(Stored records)
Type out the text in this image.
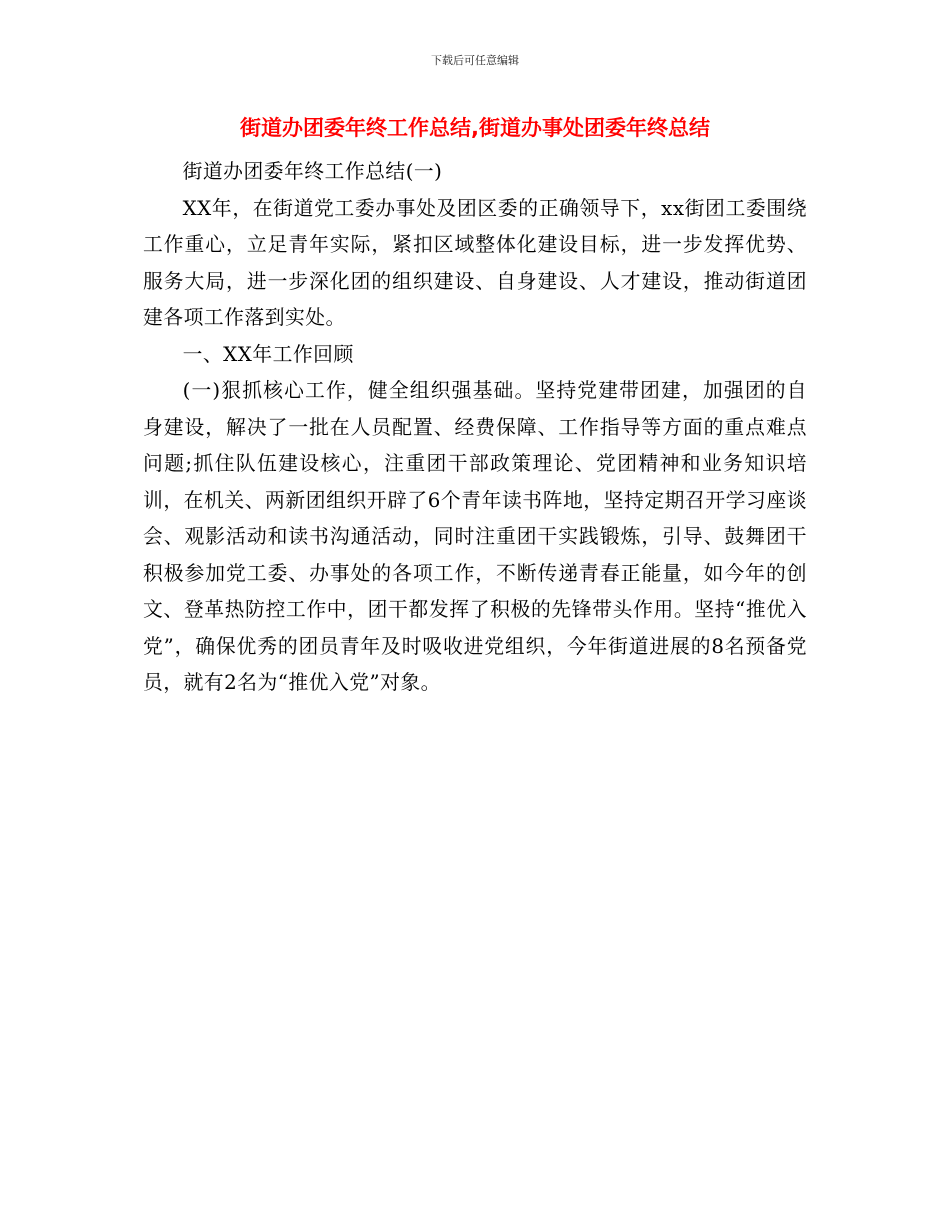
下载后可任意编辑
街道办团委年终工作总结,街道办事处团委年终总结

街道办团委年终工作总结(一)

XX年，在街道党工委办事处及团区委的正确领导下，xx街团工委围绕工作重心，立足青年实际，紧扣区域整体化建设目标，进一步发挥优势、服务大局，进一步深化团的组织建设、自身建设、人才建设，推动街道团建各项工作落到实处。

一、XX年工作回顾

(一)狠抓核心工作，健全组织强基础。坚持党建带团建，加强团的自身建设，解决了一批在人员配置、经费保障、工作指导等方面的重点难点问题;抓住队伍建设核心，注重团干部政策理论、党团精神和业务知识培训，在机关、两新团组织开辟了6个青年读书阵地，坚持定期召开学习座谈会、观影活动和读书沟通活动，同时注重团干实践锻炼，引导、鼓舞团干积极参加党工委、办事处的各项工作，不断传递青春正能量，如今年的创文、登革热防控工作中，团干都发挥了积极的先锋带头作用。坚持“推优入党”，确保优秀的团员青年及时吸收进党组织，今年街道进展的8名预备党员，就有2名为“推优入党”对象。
---
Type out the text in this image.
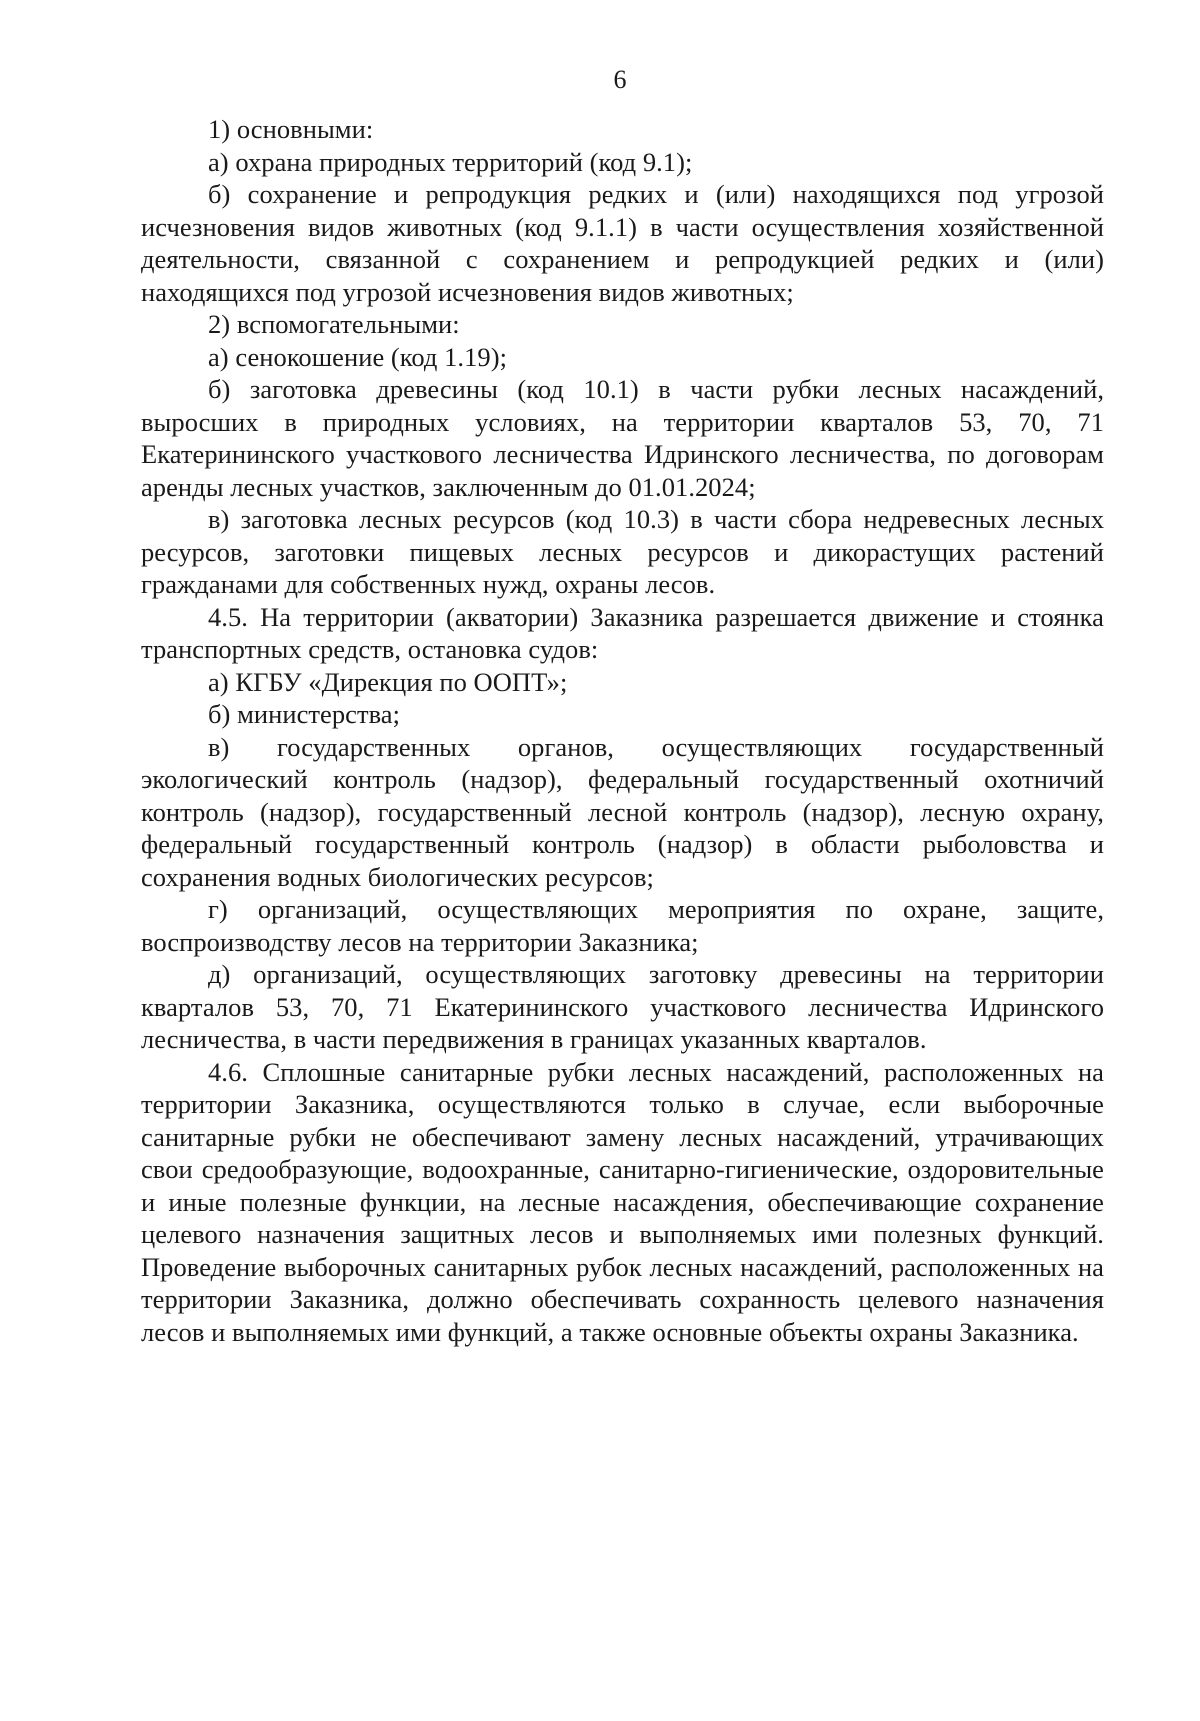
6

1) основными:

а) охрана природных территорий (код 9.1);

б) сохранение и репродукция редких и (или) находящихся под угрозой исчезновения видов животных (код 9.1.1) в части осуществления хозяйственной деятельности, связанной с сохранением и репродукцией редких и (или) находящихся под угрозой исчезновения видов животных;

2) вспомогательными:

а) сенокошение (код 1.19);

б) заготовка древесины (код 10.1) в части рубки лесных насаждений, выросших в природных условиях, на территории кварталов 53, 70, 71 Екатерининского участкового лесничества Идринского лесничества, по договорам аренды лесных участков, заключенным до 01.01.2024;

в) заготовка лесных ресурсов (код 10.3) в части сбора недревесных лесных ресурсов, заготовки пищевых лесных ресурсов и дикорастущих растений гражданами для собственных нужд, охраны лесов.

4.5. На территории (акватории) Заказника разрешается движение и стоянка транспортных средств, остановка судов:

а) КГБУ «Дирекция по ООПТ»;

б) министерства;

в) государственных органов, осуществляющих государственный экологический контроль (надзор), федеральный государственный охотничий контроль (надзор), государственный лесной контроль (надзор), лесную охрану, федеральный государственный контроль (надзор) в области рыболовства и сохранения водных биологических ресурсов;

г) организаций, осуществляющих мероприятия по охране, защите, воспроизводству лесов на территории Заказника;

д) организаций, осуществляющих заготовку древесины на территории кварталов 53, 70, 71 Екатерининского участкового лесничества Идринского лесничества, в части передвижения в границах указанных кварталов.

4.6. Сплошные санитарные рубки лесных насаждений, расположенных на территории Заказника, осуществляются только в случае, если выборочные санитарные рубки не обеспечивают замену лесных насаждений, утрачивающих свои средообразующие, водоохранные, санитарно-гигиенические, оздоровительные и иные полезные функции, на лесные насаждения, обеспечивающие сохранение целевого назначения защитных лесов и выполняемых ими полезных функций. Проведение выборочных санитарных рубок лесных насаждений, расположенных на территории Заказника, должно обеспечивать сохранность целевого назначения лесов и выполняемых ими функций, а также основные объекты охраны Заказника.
--
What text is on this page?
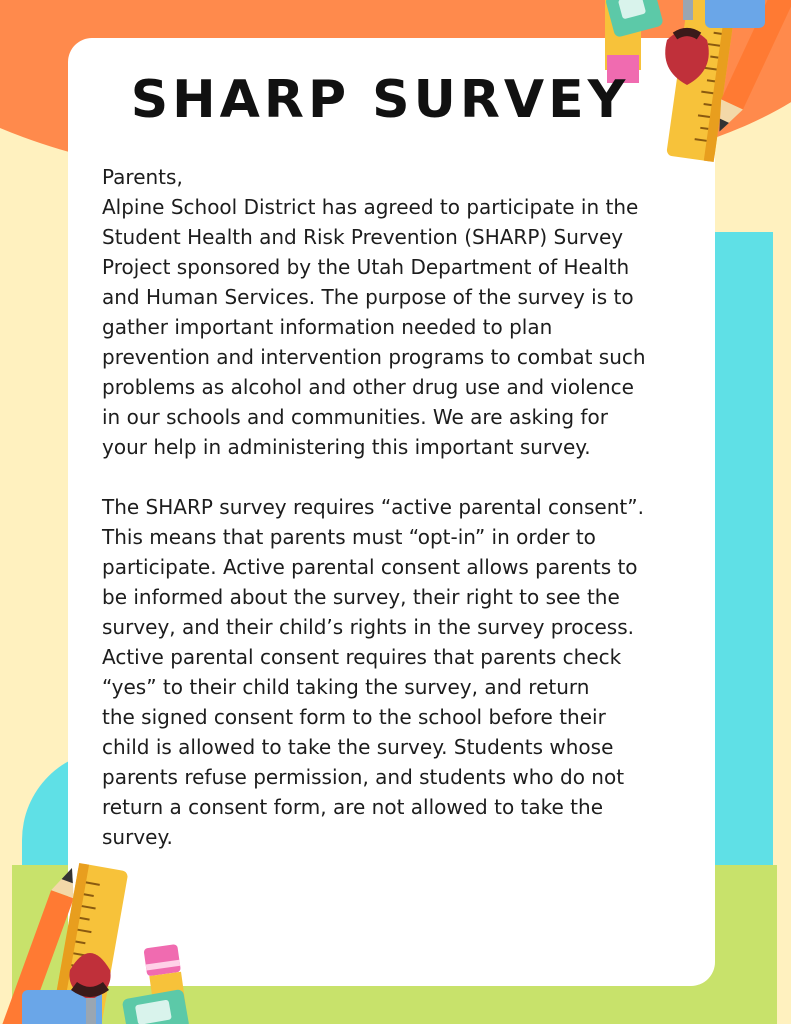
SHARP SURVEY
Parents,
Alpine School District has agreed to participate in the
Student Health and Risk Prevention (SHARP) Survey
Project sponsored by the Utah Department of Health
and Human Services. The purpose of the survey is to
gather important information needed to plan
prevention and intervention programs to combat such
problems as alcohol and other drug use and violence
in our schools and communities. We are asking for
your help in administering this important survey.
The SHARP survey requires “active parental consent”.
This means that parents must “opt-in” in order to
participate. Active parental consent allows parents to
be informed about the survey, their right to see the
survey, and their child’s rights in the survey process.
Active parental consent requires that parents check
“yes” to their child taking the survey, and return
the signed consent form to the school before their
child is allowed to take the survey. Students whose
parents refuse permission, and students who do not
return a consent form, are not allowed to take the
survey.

What to do: In the entries above, find every line holding the word "child" and copy it out.

Problem solution:
survey, and their child’s rights in the survey process.
“yes” to their child taking the survey, and return
child is allowed to take the survey. Students whose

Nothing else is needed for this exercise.